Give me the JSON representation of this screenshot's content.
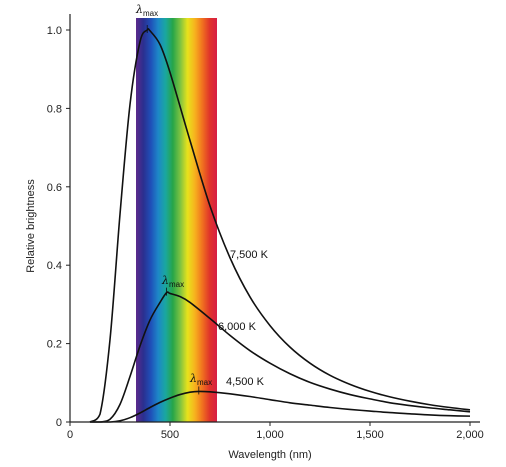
{
  "chart_data": {
    "type": "line",
    "xlabel": "Wavelength (nm)",
    "ylabel": "Relative brightness",
    "xlim": [
      0,
      2000
    ],
    "ylim": [
      0,
      1.0
    ],
    "x_ticks": [
      0,
      500,
      1000,
      1500,
      2000
    ],
    "x_tick_labels": [
      "0",
      "500",
      "1,000",
      "1,500",
      "2,000"
    ],
    "y_ticks": [
      0,
      0.2,
      0.4,
      0.6,
      0.8,
      1.0
    ],
    "y_tick_labels": [
      "0",
      "0.2",
      "0.4",
      "0.6",
      "0.8",
      "1.0"
    ],
    "grid": false,
    "visible_spectrum_nm": [
      330,
      735
    ],
    "visible_spectrum_colors": [
      "#5b2a8c",
      "#2b2f8f",
      "#1f4fb8",
      "#1d86c8",
      "#1aa7a0",
      "#27a548",
      "#7cc242",
      "#e8e21c",
      "#f7b21e",
      "#f0721f",
      "#e0342a",
      "#d71f45"
    ],
    "series": [
      {
        "name": "7,500 K",
        "temperature_K": 7500,
        "peak_label": "λmax",
        "peak_wavelength_nm": 386,
        "peak_value": 1.0,
        "x": [
          100,
          150,
          200,
          250,
          300,
          350,
          386,
          400,
          450,
          500,
          600,
          700,
          800,
          900,
          1000,
          1100,
          1200,
          1300,
          1400,
          1500,
          1600,
          1700,
          1800,
          1900,
          2000
        ],
        "values": [
          0.0,
          0.02,
          0.21,
          0.53,
          0.81,
          0.97,
          1.0,
          0.998,
          0.963,
          0.892,
          0.718,
          0.551,
          0.419,
          0.319,
          0.246,
          0.191,
          0.15,
          0.119,
          0.096,
          0.078,
          0.064,
          0.053,
          0.044,
          0.037,
          0.031
        ]
      },
      {
        "name": "6,000 K",
        "temperature_K": 6000,
        "peak_label": "λmax",
        "peak_wavelength_nm": 483,
        "peak_value": 0.33,
        "x": [
          100,
          150,
          200,
          250,
          300,
          350,
          400,
          450,
          483,
          500,
          550,
          600,
          700,
          800,
          900,
          1000,
          1100,
          1200,
          1300,
          1400,
          1500,
          1600,
          1700,
          1800,
          1900,
          2000
        ],
        "values": [
          0.0,
          0.0,
          0.007,
          0.045,
          0.116,
          0.194,
          0.26,
          0.305,
          0.33,
          0.328,
          0.32,
          0.305,
          0.264,
          0.221,
          0.182,
          0.15,
          0.123,
          0.101,
          0.084,
          0.07,
          0.059,
          0.049,
          0.042,
          0.036,
          0.031,
          0.026
        ]
      },
      {
        "name": "4,500 K",
        "temperature_K": 4500,
        "peak_label": "λmax",
        "peak_wavelength_nm": 644,
        "peak_value": 0.078,
        "x": [
          100,
          200,
          250,
          300,
          350,
          400,
          450,
          500,
          550,
          600,
          644,
          700,
          800,
          900,
          1000,
          1100,
          1200,
          1300,
          1400,
          1500,
          1600,
          1700,
          1800,
          1900,
          2000
        ],
        "values": [
          0.0,
          0.0,
          0.003,
          0.011,
          0.023,
          0.037,
          0.05,
          0.061,
          0.07,
          0.076,
          0.078,
          0.077,
          0.072,
          0.065,
          0.057,
          0.049,
          0.043,
          0.037,
          0.032,
          0.028,
          0.024,
          0.021,
          0.018,
          0.016,
          0.015
        ]
      }
    ]
  }
}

──────────

What to produce:
Reproduce the full listing above verbatim, with no pictures included.

The output:
Give me the JSON representation of this screenshot's content.
{
  "chart_data": {
    "type": "line",
    "xlabel": "Wavelength (nm)",
    "ylabel": "Relative brightness",
    "xlim": [
      0,
      2000
    ],
    "ylim": [
      0,
      1.0
    ],
    "x_ticks": [
      0,
      500,
      1000,
      1500,
      2000
    ],
    "x_tick_labels": [
      "0",
      "500",
      "1,000",
      "1,500",
      "2,000"
    ],
    "y_ticks": [
      0,
      0.2,
      0.4,
      0.6,
      0.8,
      1.0
    ],
    "y_tick_labels": [
      "0",
      "0.2",
      "0.4",
      "0.6",
      "0.8",
      "1.0"
    ],
    "grid": false,
    "visible_spectrum_nm": [
      330,
      735
    ],
    "visible_spectrum_colors": [
      "#5b2a8c",
      "#2b2f8f",
      "#1f4fb8",
      "#1d86c8",
      "#1aa7a0",
      "#27a548",
      "#7cc242",
      "#e8e21c",
      "#f7b21e",
      "#f0721f",
      "#e0342a",
      "#d71f45"
    ],
    "series": [
      {
        "name": "7,500 K",
        "temperature_K": 7500,
        "peak_label": "λmax",
        "peak_wavelength_nm": 386,
        "peak_value": 1.0,
        "x": [
          100,
          150,
          200,
          250,
          300,
          350,
          386,
          400,
          450,
          500,
          600,
          700,
          800,
          900,
          1000,
          1100,
          1200,
          1300,
          1400,
          1500,
          1600,
          1700,
          1800,
          1900,
          2000
        ],
        "values": [
          0.0,
          0.02,
          0.21,
          0.53,
          0.81,
          0.97,
          1.0,
          0.998,
          0.963,
          0.892,
          0.718,
          0.551,
          0.419,
          0.319,
          0.246,
          0.191,
          0.15,
          0.119,
          0.096,
          0.078,
          0.064,
          0.053,
          0.044,
          0.037,
          0.031
        ]
      },
      {
        "name": "6,000 K",
        "temperature_K": 6000,
        "peak_label": "λmax",
        "peak_wavelength_nm": 483,
        "peak_value": 0.33,
        "x": [
          100,
          150,
          200,
          250,
          300,
          350,
          400,
          450,
          483,
          500,
          550,
          600,
          700,
          800,
          900,
          1000,
          1100,
          1200,
          1300,
          1400,
          1500,
          1600,
          1700,
          1800,
          1900,
          2000
        ],
        "values": [
          0.0,
          0.0,
          0.007,
          0.045,
          0.116,
          0.194,
          0.26,
          0.305,
          0.33,
          0.328,
          0.32,
          0.305,
          0.264,
          0.221,
          0.182,
          0.15,
          0.123,
          0.101,
          0.084,
          0.07,
          0.059,
          0.049,
          0.042,
          0.036,
          0.031,
          0.026
        ]
      },
      {
        "name": "4,500 K",
        "temperature_K": 4500,
        "peak_label": "λmax",
        "peak_wavelength_nm": 644,
        "peak_value": 0.078,
        "x": [
          100,
          200,
          250,
          300,
          350,
          400,
          450,
          500,
          550,
          600,
          644,
          700,
          800,
          900,
          1000,
          1100,
          1200,
          1300,
          1400,
          1500,
          1600,
          1700,
          1800,
          1900,
          2000
        ],
        "values": [
          0.0,
          0.0,
          0.003,
          0.011,
          0.023,
          0.037,
          0.05,
          0.061,
          0.07,
          0.076,
          0.078,
          0.077,
          0.072,
          0.065,
          0.057,
          0.049,
          0.043,
          0.037,
          0.032,
          0.028,
          0.024,
          0.021,
          0.018,
          0.016,
          0.015
        ]
      }
    ]
  }
}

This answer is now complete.